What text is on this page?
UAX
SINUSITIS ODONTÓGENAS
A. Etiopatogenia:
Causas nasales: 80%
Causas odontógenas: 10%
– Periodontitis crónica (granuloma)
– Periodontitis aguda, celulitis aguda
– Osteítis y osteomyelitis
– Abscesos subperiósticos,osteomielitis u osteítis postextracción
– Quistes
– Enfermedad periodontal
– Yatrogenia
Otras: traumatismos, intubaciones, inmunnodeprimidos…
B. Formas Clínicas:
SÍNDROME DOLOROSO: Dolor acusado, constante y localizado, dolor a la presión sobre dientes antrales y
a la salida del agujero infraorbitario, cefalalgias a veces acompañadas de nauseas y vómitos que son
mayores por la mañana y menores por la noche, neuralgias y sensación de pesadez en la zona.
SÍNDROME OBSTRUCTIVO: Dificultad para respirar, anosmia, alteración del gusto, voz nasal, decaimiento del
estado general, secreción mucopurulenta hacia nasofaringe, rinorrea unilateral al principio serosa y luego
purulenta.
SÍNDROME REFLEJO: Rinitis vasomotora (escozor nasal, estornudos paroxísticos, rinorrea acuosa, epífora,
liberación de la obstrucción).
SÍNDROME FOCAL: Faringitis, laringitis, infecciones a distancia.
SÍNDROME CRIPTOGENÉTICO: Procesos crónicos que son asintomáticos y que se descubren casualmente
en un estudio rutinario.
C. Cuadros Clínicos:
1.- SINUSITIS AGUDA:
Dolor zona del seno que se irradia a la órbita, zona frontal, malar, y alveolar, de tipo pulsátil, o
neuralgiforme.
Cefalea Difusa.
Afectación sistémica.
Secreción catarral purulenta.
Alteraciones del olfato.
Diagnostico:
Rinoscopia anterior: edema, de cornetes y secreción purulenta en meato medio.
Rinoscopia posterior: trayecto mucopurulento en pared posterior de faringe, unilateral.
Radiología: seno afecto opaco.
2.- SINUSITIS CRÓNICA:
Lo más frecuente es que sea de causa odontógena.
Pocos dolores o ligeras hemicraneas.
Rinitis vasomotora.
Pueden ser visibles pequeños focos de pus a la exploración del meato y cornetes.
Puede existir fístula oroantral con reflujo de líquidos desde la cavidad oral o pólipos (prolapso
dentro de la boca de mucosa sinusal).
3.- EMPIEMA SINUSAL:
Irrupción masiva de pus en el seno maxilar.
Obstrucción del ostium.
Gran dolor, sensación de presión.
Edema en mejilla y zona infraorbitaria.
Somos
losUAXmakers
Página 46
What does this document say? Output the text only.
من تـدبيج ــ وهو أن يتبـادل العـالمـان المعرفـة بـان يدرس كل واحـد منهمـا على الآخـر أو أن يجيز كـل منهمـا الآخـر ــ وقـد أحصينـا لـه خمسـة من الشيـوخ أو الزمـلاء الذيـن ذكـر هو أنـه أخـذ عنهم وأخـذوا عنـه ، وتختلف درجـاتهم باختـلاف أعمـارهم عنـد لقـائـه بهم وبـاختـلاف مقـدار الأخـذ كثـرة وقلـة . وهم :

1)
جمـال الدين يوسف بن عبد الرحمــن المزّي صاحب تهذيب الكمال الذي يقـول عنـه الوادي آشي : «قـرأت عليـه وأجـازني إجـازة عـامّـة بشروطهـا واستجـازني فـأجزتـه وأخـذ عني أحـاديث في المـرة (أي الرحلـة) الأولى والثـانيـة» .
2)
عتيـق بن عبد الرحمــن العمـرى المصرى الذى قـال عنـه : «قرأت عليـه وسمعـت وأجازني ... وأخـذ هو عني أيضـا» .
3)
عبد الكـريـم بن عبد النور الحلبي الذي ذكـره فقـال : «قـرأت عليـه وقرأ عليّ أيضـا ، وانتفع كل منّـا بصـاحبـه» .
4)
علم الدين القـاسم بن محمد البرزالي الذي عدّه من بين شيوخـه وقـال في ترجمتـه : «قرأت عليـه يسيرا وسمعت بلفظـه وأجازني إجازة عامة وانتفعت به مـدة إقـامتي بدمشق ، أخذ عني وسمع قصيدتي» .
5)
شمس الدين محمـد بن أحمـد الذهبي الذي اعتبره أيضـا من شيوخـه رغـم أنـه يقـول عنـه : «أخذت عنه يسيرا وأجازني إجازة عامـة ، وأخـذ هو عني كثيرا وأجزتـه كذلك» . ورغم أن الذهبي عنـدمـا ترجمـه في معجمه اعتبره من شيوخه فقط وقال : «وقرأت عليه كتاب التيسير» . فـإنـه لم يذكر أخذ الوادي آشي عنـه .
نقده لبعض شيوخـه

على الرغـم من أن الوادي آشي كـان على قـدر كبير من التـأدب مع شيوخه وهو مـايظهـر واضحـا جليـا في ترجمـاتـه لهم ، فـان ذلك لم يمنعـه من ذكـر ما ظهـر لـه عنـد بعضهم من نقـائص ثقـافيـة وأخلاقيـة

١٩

####################

Copy every line of the listing that contains the word "meato".

Rinoscopia anterior: edema, de cornetes y secreción purulenta en meato medio.
Pueden ser visibles pequeños focos de pus a la exploración del meato y cornetes.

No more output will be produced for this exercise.